▶ GIVEN INSTRUCTION
Reproduce the listing below without changes, except that pictures are left out.

▶ Extracts from a graphics dataset
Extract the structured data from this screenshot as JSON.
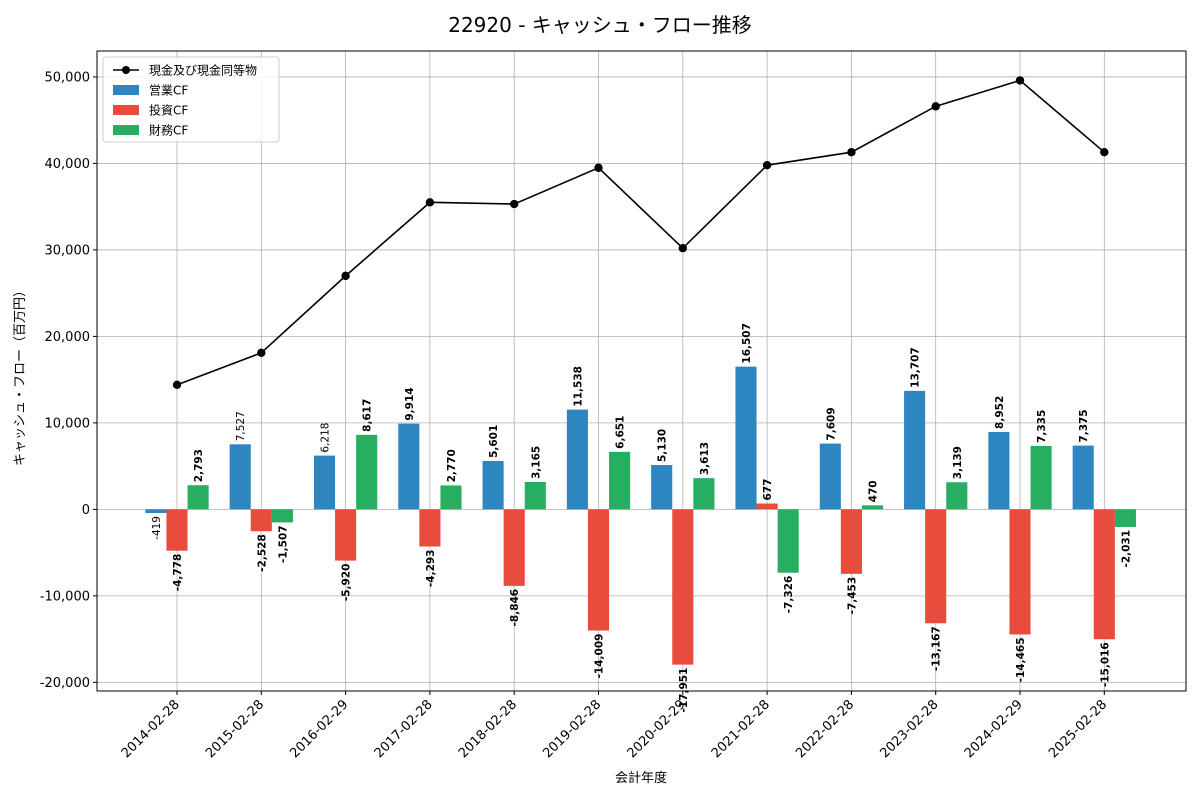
{
  "chart_data": {
    "type": "bar",
    "title": "22920 - キャッシュ・フロー推移",
    "xlabel": "会計年度",
    "ylabel": "キャッシュ・フロー（百万円）",
    "ylim": [
      -21000,
      53000
    ],
    "yticks": [
      -20000,
      -10000,
      0,
      10000,
      20000,
      30000,
      40000,
      50000
    ],
    "ytick_labels": [
      "-20,000",
      "-10,000",
      "0",
      "10,000",
      "20,000",
      "30,000",
      "40,000",
      "50,000"
    ],
    "grid": true,
    "legend_position": "top-left",
    "categories": [
      "2014-02-28",
      "2015-02-28",
      "2016-02-29",
      "2017-02-28",
      "2018-02-28",
      "2019-02-28",
      "2020-02-29",
      "2021-02-28",
      "2022-02-28",
      "2023-02-28",
      "2024-02-29",
      "2025-02-28"
    ],
    "series": [
      {
        "name": "営業CF",
        "type": "bar",
        "color": "#2e86c1",
        "values": [
          -419,
          7527,
          6218,
          9914,
          5601,
          11538,
          5130,
          16507,
          7609,
          13707,
          8952,
          7375
        ],
        "labels": [
          "-419",
          "7,527",
          "6,218",
          "9,914",
          "5,601",
          "11,538",
          "5,130",
          "16,507",
          "7,609",
          "13,707",
          "8,952",
          "7,375"
        ]
      },
      {
        "name": "投資CF",
        "type": "bar",
        "color": "#e74c3c",
        "values": [
          -4778,
          -2528,
          -5920,
          -4293,
          -8846,
          -14009,
          -17951,
          677,
          -7453,
          -13167,
          -14465,
          -15016
        ],
        "labels": [
          "-4,778",
          "-2,528",
          "-5,920",
          "-4,293",
          "-8,846",
          "-14,009",
          "-17,951",
          "677",
          "-7,453",
          "-13,167",
          "-14,465",
          "-15,016"
        ]
      },
      {
        "name": "財務CF",
        "type": "bar",
        "color": "#27ae60",
        "values": [
          2793,
          -1507,
          8617,
          2770,
          3165,
          6651,
          3613,
          -7326,
          470,
          3139,
          7335,
          -2031
        ],
        "labels": [
          "2,793",
          "-1,507",
          "8,617",
          "2,770",
          "3,165",
          "6,651",
          "3,613",
          "-7,326",
          "470",
          "3,139",
          "7,335",
          "-2,031"
        ]
      },
      {
        "name": "現金及び現金同等物",
        "type": "line",
        "color": "#000000",
        "values": [
          14400,
          18100,
          27000,
          35500,
          35300,
          39500,
          30200,
          39800,
          41300,
          46600,
          49600,
          41300
        ]
      }
    ]
  }
}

▶ FINAL RESULT
Extract the structured data from this screenshot as JSON.
{
  "chart_data": {
    "type": "bar",
    "title": "22920 - キャッシュ・フロー推移",
    "xlabel": "会計年度",
    "ylabel": "キャッシュ・フロー（百万円）",
    "ylim": [
      -21000,
      53000
    ],
    "yticks": [
      -20000,
      -10000,
      0,
      10000,
      20000,
      30000,
      40000,
      50000
    ],
    "ytick_labels": [
      "-20,000",
      "-10,000",
      "0",
      "10,000",
      "20,000",
      "30,000",
      "40,000",
      "50,000"
    ],
    "grid": true,
    "legend_position": "top-left",
    "categories": [
      "2014-02-28",
      "2015-02-28",
      "2016-02-29",
      "2017-02-28",
      "2018-02-28",
      "2019-02-28",
      "2020-02-29",
      "2021-02-28",
      "2022-02-28",
      "2023-02-28",
      "2024-02-29",
      "2025-02-28"
    ],
    "series": [
      {
        "name": "営業CF",
        "type": "bar",
        "color": "#2e86c1",
        "values": [
          -419,
          7527,
          6218,
          9914,
          5601,
          11538,
          5130,
          16507,
          7609,
          13707,
          8952,
          7375
        ],
        "labels": [
          "-419",
          "7,527",
          "6,218",
          "9,914",
          "5,601",
          "11,538",
          "5,130",
          "16,507",
          "7,609",
          "13,707",
          "8,952",
          "7,375"
        ]
      },
      {
        "name": "投資CF",
        "type": "bar",
        "color": "#e74c3c",
        "values": [
          -4778,
          -2528,
          -5920,
          -4293,
          -8846,
          -14009,
          -17951,
          677,
          -7453,
          -13167,
          -14465,
          -15016
        ],
        "labels": [
          "-4,778",
          "-2,528",
          "-5,920",
          "-4,293",
          "-8,846",
          "-14,009",
          "-17,951",
          "677",
          "-7,453",
          "-13,167",
          "-14,465",
          "-15,016"
        ]
      },
      {
        "name": "財務CF",
        "type": "bar",
        "color": "#27ae60",
        "values": [
          2793,
          -1507,
          8617,
          2770,
          3165,
          6651,
          3613,
          -7326,
          470,
          3139,
          7335,
          -2031
        ],
        "labels": [
          "2,793",
          "-1,507",
          "8,617",
          "2,770",
          "3,165",
          "6,651",
          "3,613",
          "-7,326",
          "470",
          "3,139",
          "7,335",
          "-2,031"
        ]
      },
      {
        "name": "現金及び現金同等物",
        "type": "line",
        "color": "#000000",
        "values": [
          14400,
          18100,
          27000,
          35500,
          35300,
          39500,
          30200,
          39800,
          41300,
          46600,
          49600,
          41300
        ]
      }
    ]
  }
}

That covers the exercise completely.